#### [What is expected]
Only the number is wanted: how many lines contain the string "JSON"?

#### [Records excerpted from a collection]
** start **

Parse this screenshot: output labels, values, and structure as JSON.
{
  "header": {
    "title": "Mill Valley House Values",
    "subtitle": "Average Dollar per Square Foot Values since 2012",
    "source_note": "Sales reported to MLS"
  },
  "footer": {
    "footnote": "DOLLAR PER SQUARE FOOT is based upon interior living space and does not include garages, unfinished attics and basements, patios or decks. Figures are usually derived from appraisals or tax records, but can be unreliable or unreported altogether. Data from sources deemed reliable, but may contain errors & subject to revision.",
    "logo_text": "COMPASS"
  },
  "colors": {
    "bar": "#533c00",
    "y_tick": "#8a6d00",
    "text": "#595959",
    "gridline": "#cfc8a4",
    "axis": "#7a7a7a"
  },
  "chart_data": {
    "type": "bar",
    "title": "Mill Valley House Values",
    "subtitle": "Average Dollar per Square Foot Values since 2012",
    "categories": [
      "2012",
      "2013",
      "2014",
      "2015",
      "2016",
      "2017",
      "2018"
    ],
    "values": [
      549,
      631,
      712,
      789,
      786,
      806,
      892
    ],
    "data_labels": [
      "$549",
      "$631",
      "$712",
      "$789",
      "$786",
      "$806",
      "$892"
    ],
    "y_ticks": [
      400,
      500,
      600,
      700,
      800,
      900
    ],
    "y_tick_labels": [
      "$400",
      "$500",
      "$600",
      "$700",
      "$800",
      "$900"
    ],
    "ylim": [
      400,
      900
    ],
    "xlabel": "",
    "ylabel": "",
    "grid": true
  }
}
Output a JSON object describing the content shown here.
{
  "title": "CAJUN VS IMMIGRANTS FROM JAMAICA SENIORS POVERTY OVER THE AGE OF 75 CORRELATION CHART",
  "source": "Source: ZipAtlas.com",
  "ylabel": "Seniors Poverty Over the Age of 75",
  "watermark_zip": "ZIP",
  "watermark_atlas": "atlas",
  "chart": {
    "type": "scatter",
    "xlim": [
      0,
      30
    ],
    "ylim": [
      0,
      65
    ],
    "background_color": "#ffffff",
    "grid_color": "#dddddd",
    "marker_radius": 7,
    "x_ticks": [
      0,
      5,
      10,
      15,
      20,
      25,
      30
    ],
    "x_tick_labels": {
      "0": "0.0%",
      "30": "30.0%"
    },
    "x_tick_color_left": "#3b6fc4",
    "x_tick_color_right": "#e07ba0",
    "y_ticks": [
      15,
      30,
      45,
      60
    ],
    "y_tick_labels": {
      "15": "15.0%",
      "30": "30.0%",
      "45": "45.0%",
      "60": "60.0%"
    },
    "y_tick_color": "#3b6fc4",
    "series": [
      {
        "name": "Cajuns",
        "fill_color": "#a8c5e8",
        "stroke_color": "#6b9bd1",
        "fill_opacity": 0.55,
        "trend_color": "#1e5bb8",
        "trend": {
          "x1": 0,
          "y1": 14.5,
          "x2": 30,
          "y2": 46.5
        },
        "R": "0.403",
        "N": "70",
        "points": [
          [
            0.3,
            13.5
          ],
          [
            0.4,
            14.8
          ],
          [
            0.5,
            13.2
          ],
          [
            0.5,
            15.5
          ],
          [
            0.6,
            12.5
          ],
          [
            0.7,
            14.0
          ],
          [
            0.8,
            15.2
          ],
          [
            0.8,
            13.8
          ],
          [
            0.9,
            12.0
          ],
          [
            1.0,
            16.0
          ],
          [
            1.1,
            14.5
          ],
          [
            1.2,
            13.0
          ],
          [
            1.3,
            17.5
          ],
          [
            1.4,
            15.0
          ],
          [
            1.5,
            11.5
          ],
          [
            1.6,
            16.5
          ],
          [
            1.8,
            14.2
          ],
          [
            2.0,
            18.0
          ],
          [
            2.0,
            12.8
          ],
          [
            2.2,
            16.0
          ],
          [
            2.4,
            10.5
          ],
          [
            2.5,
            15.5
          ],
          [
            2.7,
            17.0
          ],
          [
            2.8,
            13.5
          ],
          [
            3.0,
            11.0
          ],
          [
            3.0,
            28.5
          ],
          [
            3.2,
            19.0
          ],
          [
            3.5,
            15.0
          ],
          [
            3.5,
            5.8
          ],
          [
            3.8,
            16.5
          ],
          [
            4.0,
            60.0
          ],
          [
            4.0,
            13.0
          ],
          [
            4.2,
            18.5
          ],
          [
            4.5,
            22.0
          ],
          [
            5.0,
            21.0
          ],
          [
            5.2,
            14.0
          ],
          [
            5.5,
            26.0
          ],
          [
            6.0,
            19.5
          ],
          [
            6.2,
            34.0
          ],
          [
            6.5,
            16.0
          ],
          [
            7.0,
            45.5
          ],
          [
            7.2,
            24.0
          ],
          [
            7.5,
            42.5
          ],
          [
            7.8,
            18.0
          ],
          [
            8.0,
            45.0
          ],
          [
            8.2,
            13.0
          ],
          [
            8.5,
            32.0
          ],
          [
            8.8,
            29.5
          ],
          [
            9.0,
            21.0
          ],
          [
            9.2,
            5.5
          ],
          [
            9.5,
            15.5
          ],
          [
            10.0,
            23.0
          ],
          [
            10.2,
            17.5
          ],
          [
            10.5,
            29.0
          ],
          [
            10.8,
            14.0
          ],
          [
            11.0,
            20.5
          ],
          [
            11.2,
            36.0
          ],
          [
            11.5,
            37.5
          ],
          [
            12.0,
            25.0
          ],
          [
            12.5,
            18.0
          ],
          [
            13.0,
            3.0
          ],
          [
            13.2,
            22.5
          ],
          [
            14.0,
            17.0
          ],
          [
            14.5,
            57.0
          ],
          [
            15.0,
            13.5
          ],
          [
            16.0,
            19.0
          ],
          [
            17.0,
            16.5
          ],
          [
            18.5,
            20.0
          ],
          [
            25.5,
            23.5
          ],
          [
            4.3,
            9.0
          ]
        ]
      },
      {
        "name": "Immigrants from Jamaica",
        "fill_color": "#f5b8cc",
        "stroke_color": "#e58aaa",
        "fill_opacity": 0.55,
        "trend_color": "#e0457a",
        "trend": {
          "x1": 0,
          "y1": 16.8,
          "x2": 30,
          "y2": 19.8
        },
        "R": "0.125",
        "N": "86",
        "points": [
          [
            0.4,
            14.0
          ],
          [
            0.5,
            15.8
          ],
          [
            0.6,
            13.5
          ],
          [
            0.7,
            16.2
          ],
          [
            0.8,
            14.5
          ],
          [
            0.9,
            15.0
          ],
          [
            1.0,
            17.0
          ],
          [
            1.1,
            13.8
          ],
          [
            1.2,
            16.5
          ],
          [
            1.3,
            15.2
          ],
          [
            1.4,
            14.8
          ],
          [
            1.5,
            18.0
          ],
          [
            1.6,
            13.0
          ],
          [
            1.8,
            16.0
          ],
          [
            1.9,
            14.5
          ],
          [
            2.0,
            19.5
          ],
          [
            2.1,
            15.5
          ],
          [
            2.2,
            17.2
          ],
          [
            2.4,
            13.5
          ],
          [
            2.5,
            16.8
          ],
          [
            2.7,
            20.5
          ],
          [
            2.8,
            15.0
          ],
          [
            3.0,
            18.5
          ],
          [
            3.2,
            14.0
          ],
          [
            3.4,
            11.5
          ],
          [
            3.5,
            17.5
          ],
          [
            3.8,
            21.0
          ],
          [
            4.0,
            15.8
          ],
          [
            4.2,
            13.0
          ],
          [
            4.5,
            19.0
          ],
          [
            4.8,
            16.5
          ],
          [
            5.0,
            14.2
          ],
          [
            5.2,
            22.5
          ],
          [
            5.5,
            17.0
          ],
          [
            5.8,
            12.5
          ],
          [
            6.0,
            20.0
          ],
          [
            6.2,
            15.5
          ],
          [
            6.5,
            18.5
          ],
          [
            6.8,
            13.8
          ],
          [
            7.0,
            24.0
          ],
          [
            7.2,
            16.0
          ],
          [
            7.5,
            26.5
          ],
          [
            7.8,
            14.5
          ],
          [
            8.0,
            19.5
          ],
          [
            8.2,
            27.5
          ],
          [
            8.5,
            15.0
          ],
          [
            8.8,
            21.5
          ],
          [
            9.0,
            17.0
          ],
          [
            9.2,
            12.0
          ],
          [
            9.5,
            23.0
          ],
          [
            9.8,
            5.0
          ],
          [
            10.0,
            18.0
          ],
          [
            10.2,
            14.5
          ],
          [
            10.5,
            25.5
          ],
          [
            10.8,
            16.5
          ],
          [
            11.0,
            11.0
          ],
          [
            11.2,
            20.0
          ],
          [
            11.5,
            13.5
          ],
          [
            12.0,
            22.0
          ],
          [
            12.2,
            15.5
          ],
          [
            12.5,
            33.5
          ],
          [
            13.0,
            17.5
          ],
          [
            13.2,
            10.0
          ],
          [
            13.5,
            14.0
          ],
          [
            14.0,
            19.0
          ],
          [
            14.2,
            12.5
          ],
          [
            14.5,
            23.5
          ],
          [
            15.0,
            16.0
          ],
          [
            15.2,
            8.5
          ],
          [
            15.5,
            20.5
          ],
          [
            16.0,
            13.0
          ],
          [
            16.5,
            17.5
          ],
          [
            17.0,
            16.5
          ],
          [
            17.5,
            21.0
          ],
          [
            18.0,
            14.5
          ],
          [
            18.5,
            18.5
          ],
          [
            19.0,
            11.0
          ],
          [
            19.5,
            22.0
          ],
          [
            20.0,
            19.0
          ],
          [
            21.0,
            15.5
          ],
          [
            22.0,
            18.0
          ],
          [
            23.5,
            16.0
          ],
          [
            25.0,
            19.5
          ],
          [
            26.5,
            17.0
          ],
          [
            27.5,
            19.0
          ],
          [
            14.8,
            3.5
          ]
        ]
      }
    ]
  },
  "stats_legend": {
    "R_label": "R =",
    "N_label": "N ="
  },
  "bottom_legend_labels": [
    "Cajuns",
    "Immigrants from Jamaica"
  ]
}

** end **

#### [Exercise solution]
2